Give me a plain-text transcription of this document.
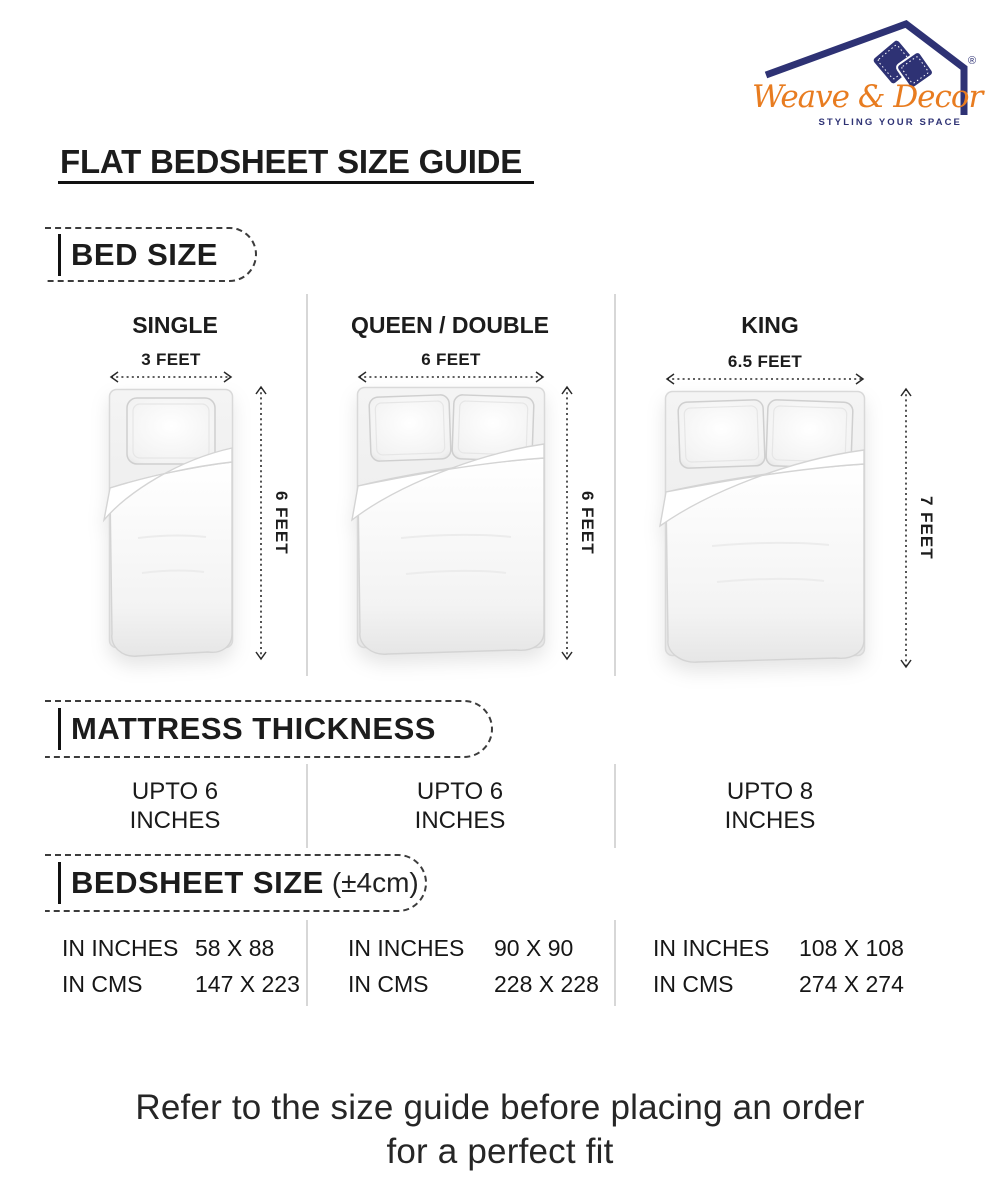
®
Weave & Decor
STYLING YOUR SPACE
FLAT BEDSHEET SIZE GUIDE
BED SIZE
SINGLE
3 FEET
6 FEET
QUEEN / DOUBLE
6 FEET
6 FEET
KING
6.5 FEET
7 FEET
MATTRESS THICKNESS
UPTO 6
INCHES
UPTO 6
INCHES
UPTO 8
INCHES
BEDSHEET SIZE (±4cm)
IN INCHES 58 X 88
IN CMS	147 X 223
IN INCHES	90 X 90
IN CMS	228 X 228
IN INCHES	108 X 108
IN CMS	274 X 274
Refer to the size guide before placing an order
for a perfect fit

Directions =
With the pictures left out, transcribe the material exactly.

Full output =
Give me a plain-text transcription of this document.
®
Weave & Decor
STYLING YOUR SPACE
FLAT BEDSHEET SIZE GUIDE
BED SIZE
SINGLE
3 FEET
6 FEET
QUEEN / DOUBLE
6 FEET
6 FEET
KING
6.5 FEET
7 FEET
MATTRESS THICKNESS
UPTO 6
INCHES
UPTO 6
INCHES
UPTO 8
INCHES
BEDSHEET SIZE (±4cm)
IN INCHES 58 X 88
IN CMS	147 X 223
IN INCHES	90 X 90
IN CMS	228 X 228
IN INCHES	108 X 108
IN CMS	274 X 274
Refer to the size guide before placing an order
for a perfect fit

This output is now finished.